**SET TASK:**
Check each line of the records below for the string "data", then state how many lines contain it, with no other output.
------------------------------------------------------------
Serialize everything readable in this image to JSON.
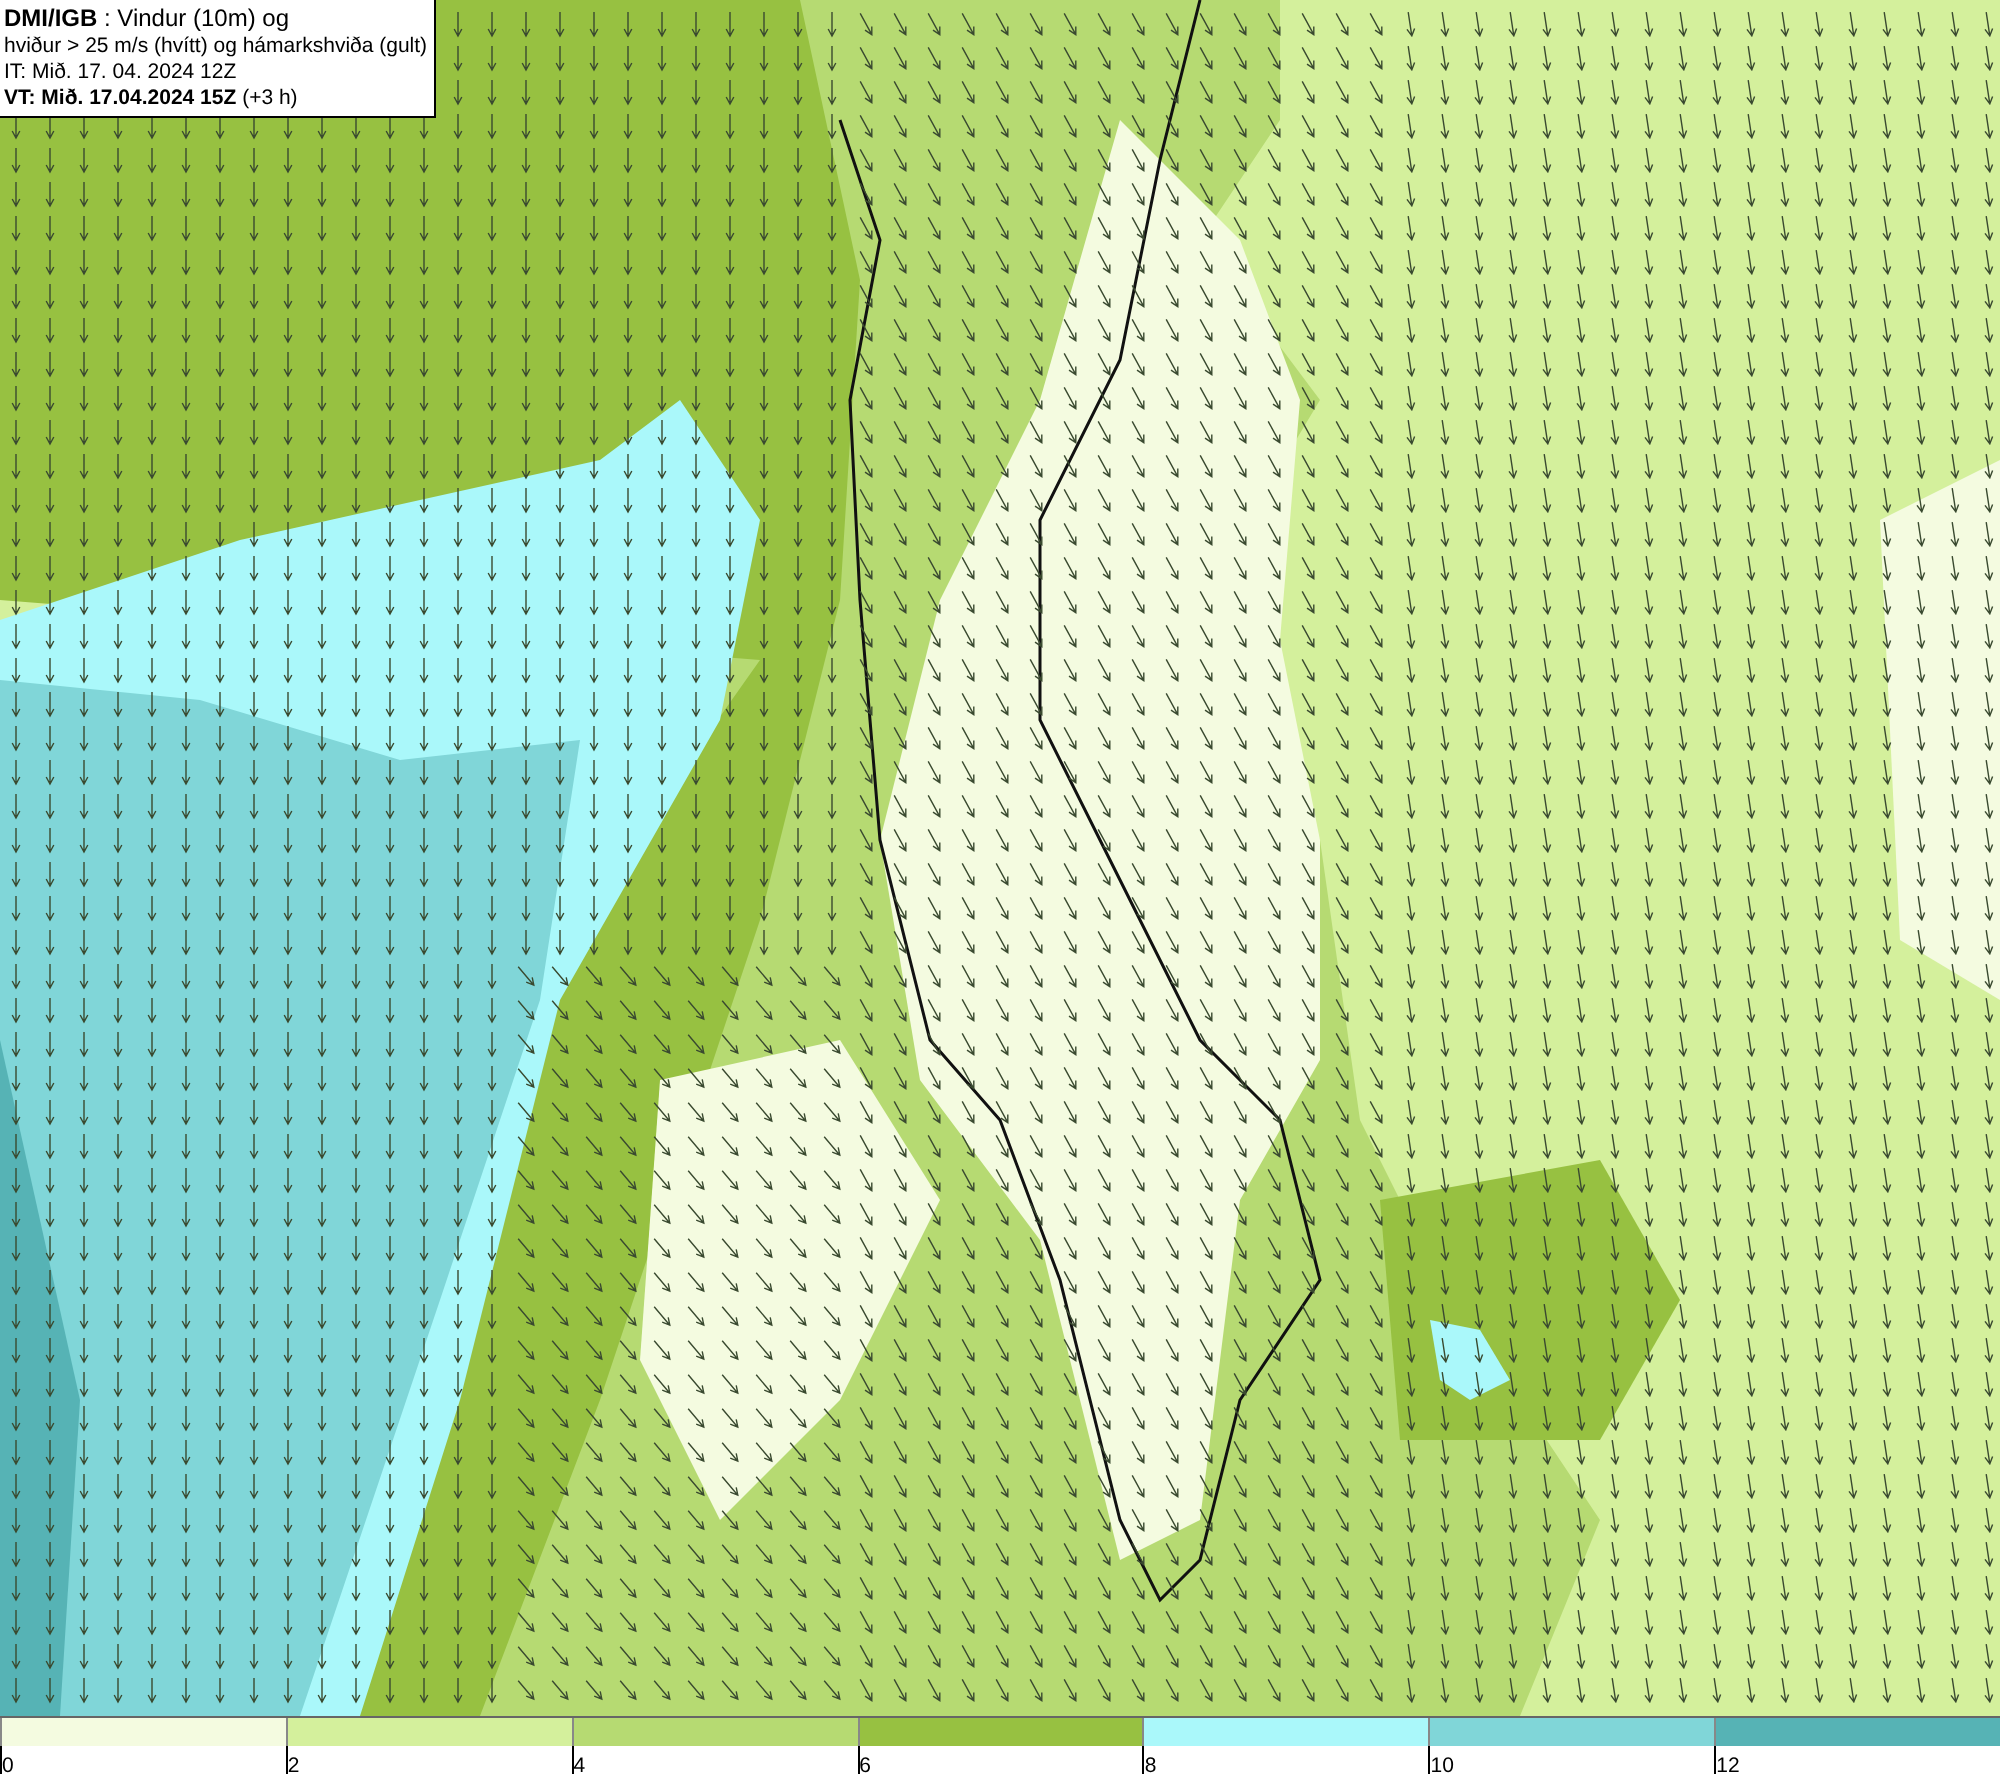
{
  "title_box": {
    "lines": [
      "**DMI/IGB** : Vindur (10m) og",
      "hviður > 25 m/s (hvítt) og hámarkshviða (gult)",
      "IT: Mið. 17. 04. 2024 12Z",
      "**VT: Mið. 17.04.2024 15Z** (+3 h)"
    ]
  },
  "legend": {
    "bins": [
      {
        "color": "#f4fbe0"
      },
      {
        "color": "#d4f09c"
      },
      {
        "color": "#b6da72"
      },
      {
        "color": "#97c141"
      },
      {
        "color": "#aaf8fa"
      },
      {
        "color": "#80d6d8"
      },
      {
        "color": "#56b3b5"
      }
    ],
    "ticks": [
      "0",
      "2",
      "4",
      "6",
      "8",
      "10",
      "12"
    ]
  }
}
------------------------------------------------------------
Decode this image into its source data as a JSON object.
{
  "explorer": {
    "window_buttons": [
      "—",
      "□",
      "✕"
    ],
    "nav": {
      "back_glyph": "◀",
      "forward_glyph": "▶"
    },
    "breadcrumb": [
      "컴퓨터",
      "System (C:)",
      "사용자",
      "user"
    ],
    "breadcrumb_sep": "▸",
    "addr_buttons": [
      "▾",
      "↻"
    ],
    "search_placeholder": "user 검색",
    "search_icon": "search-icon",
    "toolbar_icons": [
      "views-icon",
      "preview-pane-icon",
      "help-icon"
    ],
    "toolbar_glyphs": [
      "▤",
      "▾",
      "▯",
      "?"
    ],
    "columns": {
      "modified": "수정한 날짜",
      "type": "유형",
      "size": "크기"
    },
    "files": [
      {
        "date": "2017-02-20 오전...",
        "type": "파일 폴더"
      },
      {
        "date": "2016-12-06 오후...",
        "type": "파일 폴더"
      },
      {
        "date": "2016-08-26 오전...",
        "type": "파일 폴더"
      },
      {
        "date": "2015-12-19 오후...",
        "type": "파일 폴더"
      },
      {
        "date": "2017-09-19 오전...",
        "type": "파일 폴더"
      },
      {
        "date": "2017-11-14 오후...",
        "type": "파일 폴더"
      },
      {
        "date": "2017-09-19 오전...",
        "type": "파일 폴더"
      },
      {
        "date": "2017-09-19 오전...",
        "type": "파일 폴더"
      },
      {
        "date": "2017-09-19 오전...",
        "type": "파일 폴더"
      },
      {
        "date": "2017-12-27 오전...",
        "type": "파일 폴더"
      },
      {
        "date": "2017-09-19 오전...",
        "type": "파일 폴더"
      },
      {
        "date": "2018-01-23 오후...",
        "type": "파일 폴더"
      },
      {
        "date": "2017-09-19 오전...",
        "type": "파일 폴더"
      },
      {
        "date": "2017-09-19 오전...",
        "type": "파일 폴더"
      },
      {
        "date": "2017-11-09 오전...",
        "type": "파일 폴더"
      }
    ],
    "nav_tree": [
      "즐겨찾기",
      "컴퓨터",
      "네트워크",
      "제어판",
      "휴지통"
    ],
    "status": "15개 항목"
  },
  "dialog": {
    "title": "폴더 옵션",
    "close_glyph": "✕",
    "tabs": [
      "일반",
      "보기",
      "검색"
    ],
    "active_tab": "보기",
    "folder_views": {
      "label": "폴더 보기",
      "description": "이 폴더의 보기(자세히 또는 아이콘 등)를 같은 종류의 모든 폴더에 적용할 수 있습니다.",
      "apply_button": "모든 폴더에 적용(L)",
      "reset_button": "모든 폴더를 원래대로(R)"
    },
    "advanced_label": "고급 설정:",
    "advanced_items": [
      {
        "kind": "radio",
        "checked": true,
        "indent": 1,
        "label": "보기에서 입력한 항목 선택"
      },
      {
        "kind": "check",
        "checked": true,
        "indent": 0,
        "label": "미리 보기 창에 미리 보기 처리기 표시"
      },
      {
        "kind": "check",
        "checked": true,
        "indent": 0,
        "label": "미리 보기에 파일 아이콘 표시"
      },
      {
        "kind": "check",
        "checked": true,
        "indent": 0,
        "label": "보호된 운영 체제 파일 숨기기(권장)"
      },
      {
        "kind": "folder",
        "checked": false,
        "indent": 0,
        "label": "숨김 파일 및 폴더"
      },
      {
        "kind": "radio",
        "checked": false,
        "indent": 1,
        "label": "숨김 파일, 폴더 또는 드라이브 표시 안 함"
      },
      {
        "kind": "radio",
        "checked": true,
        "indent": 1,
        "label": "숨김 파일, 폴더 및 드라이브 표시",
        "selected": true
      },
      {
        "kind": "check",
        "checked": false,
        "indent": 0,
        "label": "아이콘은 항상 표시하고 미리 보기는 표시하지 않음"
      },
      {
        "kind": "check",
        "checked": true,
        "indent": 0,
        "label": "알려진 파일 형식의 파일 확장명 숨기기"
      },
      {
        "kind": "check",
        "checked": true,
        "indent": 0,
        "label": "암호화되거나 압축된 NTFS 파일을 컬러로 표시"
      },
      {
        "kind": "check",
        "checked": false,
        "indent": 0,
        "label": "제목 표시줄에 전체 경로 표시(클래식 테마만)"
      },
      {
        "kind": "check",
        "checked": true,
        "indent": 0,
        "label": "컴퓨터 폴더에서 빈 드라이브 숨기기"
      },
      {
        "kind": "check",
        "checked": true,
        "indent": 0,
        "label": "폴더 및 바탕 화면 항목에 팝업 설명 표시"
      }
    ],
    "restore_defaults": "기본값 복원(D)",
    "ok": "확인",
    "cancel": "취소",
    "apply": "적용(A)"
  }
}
------------------------------------------------------------
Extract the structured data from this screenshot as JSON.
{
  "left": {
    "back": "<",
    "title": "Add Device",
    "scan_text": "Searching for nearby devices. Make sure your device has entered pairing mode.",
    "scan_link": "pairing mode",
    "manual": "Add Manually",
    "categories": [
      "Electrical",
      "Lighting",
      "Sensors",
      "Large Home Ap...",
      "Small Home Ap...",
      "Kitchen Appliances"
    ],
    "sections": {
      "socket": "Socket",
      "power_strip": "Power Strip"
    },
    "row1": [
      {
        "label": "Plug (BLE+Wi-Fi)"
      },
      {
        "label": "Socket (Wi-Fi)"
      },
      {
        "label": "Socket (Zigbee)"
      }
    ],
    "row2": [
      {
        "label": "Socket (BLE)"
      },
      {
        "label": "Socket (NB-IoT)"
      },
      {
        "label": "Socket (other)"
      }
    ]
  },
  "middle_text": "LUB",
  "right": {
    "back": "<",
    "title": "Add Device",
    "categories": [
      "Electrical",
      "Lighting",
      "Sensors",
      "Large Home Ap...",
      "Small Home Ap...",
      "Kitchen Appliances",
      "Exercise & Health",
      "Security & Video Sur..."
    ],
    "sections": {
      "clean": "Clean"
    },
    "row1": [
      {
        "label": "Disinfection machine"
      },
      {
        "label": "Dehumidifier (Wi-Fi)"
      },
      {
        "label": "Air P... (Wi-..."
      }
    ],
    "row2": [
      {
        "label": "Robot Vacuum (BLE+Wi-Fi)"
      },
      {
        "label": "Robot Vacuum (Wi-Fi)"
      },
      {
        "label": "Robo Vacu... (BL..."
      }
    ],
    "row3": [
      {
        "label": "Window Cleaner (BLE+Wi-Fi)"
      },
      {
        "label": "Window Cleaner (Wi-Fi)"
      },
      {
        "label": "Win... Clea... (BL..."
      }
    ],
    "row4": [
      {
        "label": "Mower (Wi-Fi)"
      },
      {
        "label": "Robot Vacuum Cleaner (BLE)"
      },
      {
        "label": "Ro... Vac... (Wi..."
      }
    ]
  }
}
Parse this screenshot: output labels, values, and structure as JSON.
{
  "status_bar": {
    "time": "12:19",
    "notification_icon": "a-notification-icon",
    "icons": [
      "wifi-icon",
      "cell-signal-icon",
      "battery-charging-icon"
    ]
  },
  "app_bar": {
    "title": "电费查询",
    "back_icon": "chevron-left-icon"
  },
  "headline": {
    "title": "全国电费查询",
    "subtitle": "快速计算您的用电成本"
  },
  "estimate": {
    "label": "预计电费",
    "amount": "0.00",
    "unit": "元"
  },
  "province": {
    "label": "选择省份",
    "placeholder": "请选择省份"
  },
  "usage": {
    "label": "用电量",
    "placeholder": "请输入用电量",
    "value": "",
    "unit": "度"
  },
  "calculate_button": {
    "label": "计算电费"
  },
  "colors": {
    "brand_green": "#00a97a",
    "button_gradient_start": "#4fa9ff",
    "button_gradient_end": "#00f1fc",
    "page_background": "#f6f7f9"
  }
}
------------------------------------------------------------
**EXERCISE ANSWER:**
2